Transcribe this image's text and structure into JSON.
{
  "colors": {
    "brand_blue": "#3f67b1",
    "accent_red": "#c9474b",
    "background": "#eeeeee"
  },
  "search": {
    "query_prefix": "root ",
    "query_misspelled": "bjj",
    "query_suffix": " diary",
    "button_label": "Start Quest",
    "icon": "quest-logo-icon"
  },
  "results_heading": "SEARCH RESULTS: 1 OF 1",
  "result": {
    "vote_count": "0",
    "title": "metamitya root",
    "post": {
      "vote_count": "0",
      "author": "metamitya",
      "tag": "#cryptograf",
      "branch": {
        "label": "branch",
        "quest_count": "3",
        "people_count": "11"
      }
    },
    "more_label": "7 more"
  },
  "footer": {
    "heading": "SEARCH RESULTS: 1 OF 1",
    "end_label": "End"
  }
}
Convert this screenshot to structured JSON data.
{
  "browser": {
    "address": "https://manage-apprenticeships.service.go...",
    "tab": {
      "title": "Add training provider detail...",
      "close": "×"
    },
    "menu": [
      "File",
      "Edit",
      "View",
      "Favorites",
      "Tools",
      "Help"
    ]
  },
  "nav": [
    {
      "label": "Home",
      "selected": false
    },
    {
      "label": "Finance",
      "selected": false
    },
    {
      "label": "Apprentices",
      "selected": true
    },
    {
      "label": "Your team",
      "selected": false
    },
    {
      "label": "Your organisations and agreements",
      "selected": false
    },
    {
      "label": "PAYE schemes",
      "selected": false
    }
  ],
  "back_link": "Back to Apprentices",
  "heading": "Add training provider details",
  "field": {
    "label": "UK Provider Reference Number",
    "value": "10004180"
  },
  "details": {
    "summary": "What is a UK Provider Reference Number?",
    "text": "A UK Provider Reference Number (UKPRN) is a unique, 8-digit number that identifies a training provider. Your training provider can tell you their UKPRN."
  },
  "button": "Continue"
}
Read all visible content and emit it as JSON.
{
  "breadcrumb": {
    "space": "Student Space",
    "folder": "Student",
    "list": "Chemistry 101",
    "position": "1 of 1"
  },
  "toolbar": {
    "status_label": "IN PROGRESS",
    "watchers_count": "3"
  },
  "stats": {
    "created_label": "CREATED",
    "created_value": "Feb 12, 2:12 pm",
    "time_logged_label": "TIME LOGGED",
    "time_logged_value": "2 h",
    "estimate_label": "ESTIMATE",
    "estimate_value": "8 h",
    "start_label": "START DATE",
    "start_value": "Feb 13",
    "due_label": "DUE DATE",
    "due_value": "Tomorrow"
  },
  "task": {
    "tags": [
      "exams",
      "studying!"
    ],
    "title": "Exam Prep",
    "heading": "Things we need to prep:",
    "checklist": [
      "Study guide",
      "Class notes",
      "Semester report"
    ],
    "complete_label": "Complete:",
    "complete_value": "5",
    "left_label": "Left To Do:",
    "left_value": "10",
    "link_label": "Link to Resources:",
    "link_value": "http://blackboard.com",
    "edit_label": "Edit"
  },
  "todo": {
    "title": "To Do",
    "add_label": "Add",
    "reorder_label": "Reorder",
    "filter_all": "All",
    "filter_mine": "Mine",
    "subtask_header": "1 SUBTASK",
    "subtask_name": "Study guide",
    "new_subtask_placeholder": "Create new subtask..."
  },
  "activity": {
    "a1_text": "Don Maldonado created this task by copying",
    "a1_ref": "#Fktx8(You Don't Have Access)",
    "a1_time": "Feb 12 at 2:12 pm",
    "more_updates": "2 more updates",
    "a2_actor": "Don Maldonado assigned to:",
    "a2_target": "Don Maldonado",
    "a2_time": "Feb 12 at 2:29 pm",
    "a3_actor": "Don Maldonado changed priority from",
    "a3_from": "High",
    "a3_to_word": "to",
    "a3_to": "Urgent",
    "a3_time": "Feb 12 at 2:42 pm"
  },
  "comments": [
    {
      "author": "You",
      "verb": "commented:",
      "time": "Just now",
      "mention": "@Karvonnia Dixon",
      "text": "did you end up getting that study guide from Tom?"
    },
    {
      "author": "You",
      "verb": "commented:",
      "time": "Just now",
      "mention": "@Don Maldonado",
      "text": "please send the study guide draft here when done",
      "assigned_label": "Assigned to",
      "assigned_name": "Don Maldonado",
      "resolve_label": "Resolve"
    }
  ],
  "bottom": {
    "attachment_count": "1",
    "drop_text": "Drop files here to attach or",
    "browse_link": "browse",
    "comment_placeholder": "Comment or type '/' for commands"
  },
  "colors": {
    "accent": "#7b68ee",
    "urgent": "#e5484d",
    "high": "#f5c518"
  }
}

::::::::

**The request**:
Produce an exact copy of every entry above.

**Full response**:
Transcribe this image's text and structure into JSON.
{
  "colors": {
    "brand_blue": "#3f67b1",
    "accent_red": "#c9474b",
    "background": "#eeeeee"
  },
  "search": {
    "query_prefix": "root ",
    "query_misspelled": "bjj",
    "query_suffix": " diary",
    "button_label": "Start Quest",
    "icon": "quest-logo-icon"
  },
  "results_heading": "SEARCH RESULTS: 1 OF 1",
  "result": {
    "vote_count": "0",
    "title": "metamitya root",
    "post": {
      "vote_count": "0",
      "author": "metamitya",
      "tag": "#cryptograf",
      "branch": {
        "label": "branch",
        "quest_count": "3",
        "people_count": "11"
      }
    },
    "more_label": "7 more"
  },
  "footer": {
    "heading": "SEARCH RESULTS: 1 OF 1",
    "end_label": "End"
  }
}
Convert this screenshot to structured JSON data.
{
  "browser": {
    "address": "https://manage-apprenticeships.service.go...",
    "tab": {
      "title": "Add training provider detail...",
      "close": "×"
    },
    "menu": [
      "File",
      "Edit",
      "View",
      "Favorites",
      "Tools",
      "Help"
    ]
  },
  "nav": [
    {
      "label": "Home",
      "selected": false
    },
    {
      "label": "Finance",
      "selected": false
    },
    {
      "label": "Apprentices",
      "selected": true
    },
    {
      "label": "Your team",
      "selected": false
    },
    {
      "label": "Your organisations and agreements",
      "selected": false
    },
    {
      "label": "PAYE schemes",
      "selected": false
    }
  ],
  "back_link": "Back to Apprentices",
  "heading": "Add training provider details",
  "field": {
    "label": "UK Provider Reference Number",
    "value": "10004180"
  },
  "details": {
    "summary": "What is a UK Provider Reference Number?",
    "text": "A UK Provider Reference Number (UKPRN) is a unique, 8-digit number that identifies a training provider. Your training provider can tell you their UKPRN."
  },
  "button": "Continue"
}
Read all visible content and emit it as JSON.
{
  "breadcrumb": {
    "space": "Student Space",
    "folder": "Student",
    "list": "Chemistry 101",
    "position": "1 of 1"
  },
  "toolbar": {
    "status_label": "IN PROGRESS",
    "watchers_count": "3"
  },
  "stats": {
    "created_label": "CREATED",
    "created_value": "Feb 12, 2:12 pm",
    "time_logged_label": "TIME LOGGED",
    "time_logged_value": "2 h",
    "estimate_label": "ESTIMATE",
    "estimate_value": "8 h",
    "start_label": "START DATE",
    "start_value": "Feb 13",
    "due_label": "DUE DATE",
    "due_value": "Tomorrow"
  },
  "task": {
    "tags": [
      "exams",
      "studying!"
    ],
    "title": "Exam Prep",
    "heading": "Things we need to prep:",
    "checklist": [
      "Study guide",
      "Class notes",
      "Semester report"
    ],
    "complete_label": "Complete:",
    "complete_value": "5",
    "left_label": "Left To Do:",
    "left_value": "10",
    "link_label": "Link to Resources:",
    "link_value": "http://blackboard.com",
    "edit_label": "Edit"
  },
  "todo": {
    "title": "To Do",
    "add_label": "Add",
    "reorder_label": "Reorder",
    "filter_all": "All",
    "filter_mine": "Mine",
    "subtask_header": "1 SUBTASK",
    "subtask_name": "Study guide",
    "new_subtask_placeholder": "Create new subtask..."
  },
  "activity": {
    "a1_text": "Don Maldonado created this task by copying",
    "a1_ref": "#Fktx8(You Don't Have Access)",
    "a1_time": "Feb 12 at 2:12 pm",
    "more_updates": "2 more updates",
    "a2_actor": "Don Maldonado assigned to:",
    "a2_target": "Don Maldonado",
    "a2_time": "Feb 12 at 2:29 pm",
    "a3_actor": "Don Maldonado changed priority from",
    "a3_from": "High",
    "a3_to_word": "to",
    "a3_to": "Urgent",
    "a3_time": "Feb 12 at 2:42 pm"
  },
  "comments": [
    {
      "author": "You",
      "verb": "commented:",
      "time": "Just now",
      "mention": "@Karvonnia Dixon",
      "text": "did you end up getting that study guide from Tom?"
    },
    {
      "author": "You",
      "verb": "commented:",
      "time": "Just now",
      "mention": "@Don Maldonado",
      "text": "please send the study guide draft here when done",
      "assigned_label": "Assigned to",
      "assigned_name": "Don Maldonado",
      "resolve_label": "Resolve"
    }
  ],
  "bottom": {
    "attachment_count": "1",
    "drop_text": "Drop files here to attach or",
    "browse_link": "browse",
    "comment_placeholder": "Comment or type '/' for commands"
  },
  "colors": {
    "accent": "#7b68ee",
    "urgent": "#e5484d",
    "high": "#f5c518"
  }
}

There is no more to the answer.